§ **Exercise directions**
Each entry in the listing below should be restated word for word.

§ **Figure record listings**
- - -
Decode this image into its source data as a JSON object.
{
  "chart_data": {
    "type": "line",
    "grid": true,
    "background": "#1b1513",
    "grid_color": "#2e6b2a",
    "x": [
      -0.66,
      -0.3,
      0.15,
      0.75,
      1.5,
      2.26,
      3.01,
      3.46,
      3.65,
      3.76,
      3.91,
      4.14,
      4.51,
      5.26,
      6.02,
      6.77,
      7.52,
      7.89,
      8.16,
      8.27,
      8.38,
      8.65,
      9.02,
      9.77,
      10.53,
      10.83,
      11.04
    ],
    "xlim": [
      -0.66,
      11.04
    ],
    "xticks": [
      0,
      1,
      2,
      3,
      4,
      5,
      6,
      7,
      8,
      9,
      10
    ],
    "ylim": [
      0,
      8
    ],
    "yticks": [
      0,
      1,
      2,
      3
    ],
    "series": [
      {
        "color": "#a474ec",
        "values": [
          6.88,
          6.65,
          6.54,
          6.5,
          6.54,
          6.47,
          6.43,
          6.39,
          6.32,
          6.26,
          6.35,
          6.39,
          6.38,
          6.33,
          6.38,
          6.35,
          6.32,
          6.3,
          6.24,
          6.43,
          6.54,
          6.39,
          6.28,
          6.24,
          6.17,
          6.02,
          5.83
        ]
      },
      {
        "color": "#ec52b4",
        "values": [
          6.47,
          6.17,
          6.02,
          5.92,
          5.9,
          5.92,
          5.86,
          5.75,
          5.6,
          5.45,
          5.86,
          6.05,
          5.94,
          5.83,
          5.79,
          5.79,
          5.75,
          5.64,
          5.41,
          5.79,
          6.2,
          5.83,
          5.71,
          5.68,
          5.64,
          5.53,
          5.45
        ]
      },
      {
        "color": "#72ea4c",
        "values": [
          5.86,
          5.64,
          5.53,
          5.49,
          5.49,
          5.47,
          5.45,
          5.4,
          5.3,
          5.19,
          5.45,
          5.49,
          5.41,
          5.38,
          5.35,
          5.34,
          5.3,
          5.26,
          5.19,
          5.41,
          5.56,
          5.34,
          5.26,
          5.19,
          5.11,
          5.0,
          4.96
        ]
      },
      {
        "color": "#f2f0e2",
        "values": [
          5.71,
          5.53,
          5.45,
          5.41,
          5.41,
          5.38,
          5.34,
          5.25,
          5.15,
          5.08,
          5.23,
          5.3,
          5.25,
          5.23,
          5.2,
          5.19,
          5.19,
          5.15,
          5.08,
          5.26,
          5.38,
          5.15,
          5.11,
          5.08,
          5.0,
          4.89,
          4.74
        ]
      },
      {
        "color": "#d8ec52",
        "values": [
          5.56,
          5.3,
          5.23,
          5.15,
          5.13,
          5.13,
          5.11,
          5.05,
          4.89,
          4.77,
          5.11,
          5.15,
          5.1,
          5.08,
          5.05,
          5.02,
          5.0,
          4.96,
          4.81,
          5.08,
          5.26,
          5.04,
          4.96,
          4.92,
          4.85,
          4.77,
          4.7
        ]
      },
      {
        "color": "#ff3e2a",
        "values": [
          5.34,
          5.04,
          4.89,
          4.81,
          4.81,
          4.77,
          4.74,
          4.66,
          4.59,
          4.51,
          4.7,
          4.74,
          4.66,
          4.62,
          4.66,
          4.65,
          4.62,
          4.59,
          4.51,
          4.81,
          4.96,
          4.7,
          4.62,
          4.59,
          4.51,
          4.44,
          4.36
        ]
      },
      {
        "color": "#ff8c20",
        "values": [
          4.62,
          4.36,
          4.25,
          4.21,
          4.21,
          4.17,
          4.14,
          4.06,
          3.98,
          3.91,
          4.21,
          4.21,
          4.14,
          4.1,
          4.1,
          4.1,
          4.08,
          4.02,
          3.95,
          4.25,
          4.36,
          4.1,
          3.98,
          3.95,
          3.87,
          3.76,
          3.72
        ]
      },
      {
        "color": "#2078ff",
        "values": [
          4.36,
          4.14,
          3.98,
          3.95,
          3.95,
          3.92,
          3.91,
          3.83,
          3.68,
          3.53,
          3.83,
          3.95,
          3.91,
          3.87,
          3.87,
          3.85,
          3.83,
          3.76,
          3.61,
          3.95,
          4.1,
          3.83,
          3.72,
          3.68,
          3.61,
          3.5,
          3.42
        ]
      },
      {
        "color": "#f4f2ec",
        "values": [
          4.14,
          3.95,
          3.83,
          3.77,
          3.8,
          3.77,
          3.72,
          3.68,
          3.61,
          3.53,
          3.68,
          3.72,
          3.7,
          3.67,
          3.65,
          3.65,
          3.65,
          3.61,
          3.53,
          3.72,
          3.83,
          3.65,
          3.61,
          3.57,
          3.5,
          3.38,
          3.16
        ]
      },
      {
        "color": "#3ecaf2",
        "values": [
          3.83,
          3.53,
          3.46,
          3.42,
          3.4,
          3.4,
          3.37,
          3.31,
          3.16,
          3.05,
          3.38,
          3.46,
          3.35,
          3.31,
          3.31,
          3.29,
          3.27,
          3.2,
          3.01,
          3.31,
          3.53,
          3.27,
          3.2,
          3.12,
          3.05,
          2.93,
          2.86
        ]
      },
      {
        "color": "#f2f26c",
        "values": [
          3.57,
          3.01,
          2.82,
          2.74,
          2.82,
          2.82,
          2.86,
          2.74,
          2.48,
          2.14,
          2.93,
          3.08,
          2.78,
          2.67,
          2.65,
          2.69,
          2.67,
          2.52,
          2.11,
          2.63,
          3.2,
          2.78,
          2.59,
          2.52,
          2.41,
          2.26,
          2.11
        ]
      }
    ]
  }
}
- - -
§ **Exercise output**
Decode this image into its source data as a JSON object.
{
  "chart_data": {
    "type": "line",
    "grid": true,
    "background": "#1b1513",
    "grid_color": "#2e6b2a",
    "x": [
      -0.66,
      -0.3,
      0.15,
      0.75,
      1.5,
      2.26,
      3.01,
      3.46,
      3.65,
      3.76,
      3.91,
      4.14,
      4.51,
      5.26,
      6.02,
      6.77,
      7.52,
      7.89,
      8.16,
      8.27,
      8.38,
      8.65,
      9.02,
      9.77,
      10.53,
      10.83,
      11.04
    ],
    "xlim": [
      -0.66,
      11.04
    ],
    "xticks": [
      0,
      1,
      2,
      3,
      4,
      5,
      6,
      7,
      8,
      9,
      10
    ],
    "ylim": [
      0,
      8
    ],
    "yticks": [
      0,
      1,
      2,
      3
    ],
    "series": [
      {
        "color": "#a474ec",
        "values": [
          6.88,
          6.65,
          6.54,
          6.5,
          6.54,
          6.47,
          6.43,
          6.39,
          6.32,
          6.26,
          6.35,
          6.39,
          6.38,
          6.33,
          6.38,
          6.35,
          6.32,
          6.3,
          6.24,
          6.43,
          6.54,
          6.39,
          6.28,
          6.24,
          6.17,
          6.02,
          5.83
        ]
      },
      {
        "color": "#ec52b4",
        "values": [
          6.47,
          6.17,
          6.02,
          5.92,
          5.9,
          5.92,
          5.86,
          5.75,
          5.6,
          5.45,
          5.86,
          6.05,
          5.94,
          5.83,
          5.79,
          5.79,
          5.75,
          5.64,
          5.41,
          5.79,
          6.2,
          5.83,
          5.71,
          5.68,
          5.64,
          5.53,
          5.45
        ]
      },
      {
        "color": "#72ea4c",
        "values": [
          5.86,
          5.64,
          5.53,
          5.49,
          5.49,
          5.47,
          5.45,
          5.4,
          5.3,
          5.19,
          5.45,
          5.49,
          5.41,
          5.38,
          5.35,
          5.34,
          5.3,
          5.26,
          5.19,
          5.41,
          5.56,
          5.34,
          5.26,
          5.19,
          5.11,
          5.0,
          4.96
        ]
      },
      {
        "color": "#f2f0e2",
        "values": [
          5.71,
          5.53,
          5.45,
          5.41,
          5.41,
          5.38,
          5.34,
          5.25,
          5.15,
          5.08,
          5.23,
          5.3,
          5.25,
          5.23,
          5.2,
          5.19,
          5.19,
          5.15,
          5.08,
          5.26,
          5.38,
          5.15,
          5.11,
          5.08,
          5.0,
          4.89,
          4.74
        ]
      },
      {
        "color": "#d8ec52",
        "values": [
          5.56,
          5.3,
          5.23,
          5.15,
          5.13,
          5.13,
          5.11,
          5.05,
          4.89,
          4.77,
          5.11,
          5.15,
          5.1,
          5.08,
          5.05,
          5.02,
          5.0,
          4.96,
          4.81,
          5.08,
          5.26,
          5.04,
          4.96,
          4.92,
          4.85,
          4.77,
          4.7
        ]
      },
      {
        "color": "#ff3e2a",
        "values": [
          5.34,
          5.04,
          4.89,
          4.81,
          4.81,
          4.77,
          4.74,
          4.66,
          4.59,
          4.51,
          4.7,
          4.74,
          4.66,
          4.62,
          4.66,
          4.65,
          4.62,
          4.59,
          4.51,
          4.81,
          4.96,
          4.7,
          4.62,
          4.59,
          4.51,
          4.44,
          4.36
        ]
      },
      {
        "color": "#ff8c20",
        "values": [
          4.62,
          4.36,
          4.25,
          4.21,
          4.21,
          4.17,
          4.14,
          4.06,
          3.98,
          3.91,
          4.21,
          4.21,
          4.14,
          4.1,
          4.1,
          4.1,
          4.08,
          4.02,
          3.95,
          4.25,
          4.36,
          4.1,
          3.98,
          3.95,
          3.87,
          3.76,
          3.72
        ]
      },
      {
        "color": "#2078ff",
        "values": [
          4.36,
          4.14,
          3.98,
          3.95,
          3.95,
          3.92,
          3.91,
          3.83,
          3.68,
          3.53,
          3.83,
          3.95,
          3.91,
          3.87,
          3.87,
          3.85,
          3.83,
          3.76,
          3.61,
          3.95,
          4.1,
          3.83,
          3.72,
          3.68,
          3.61,
          3.5,
          3.42
        ]
      },
      {
        "color": "#f4f2ec",
        "values": [
          4.14,
          3.95,
          3.83,
          3.77,
          3.8,
          3.77,
          3.72,
          3.68,
          3.61,
          3.53,
          3.68,
          3.72,
          3.7,
          3.67,
          3.65,
          3.65,
          3.65,
          3.61,
          3.53,
          3.72,
          3.83,
          3.65,
          3.61,
          3.57,
          3.5,
          3.38,
          3.16
        ]
      },
      {
        "color": "#3ecaf2",
        "values": [
          3.83,
          3.53,
          3.46,
          3.42,
          3.4,
          3.4,
          3.37,
          3.31,
          3.16,
          3.05,
          3.38,
          3.46,
          3.35,
          3.31,
          3.31,
          3.29,
          3.27,
          3.2,
          3.01,
          3.31,
          3.53,
          3.27,
          3.2,
          3.12,
          3.05,
          2.93,
          2.86
        ]
      },
      {
        "color": "#f2f26c",
        "values": [
          3.57,
          3.01,
          2.82,
          2.74,
          2.82,
          2.82,
          2.86,
          2.74,
          2.48,
          2.14,
          2.93,
          3.08,
          2.78,
          2.67,
          2.65,
          2.69,
          2.67,
          2.52,
          2.11,
          2.63,
          3.2,
          2.78,
          2.59,
          2.52,
          2.41,
          2.26,
          2.11
        ]
      }
    ]
  }
}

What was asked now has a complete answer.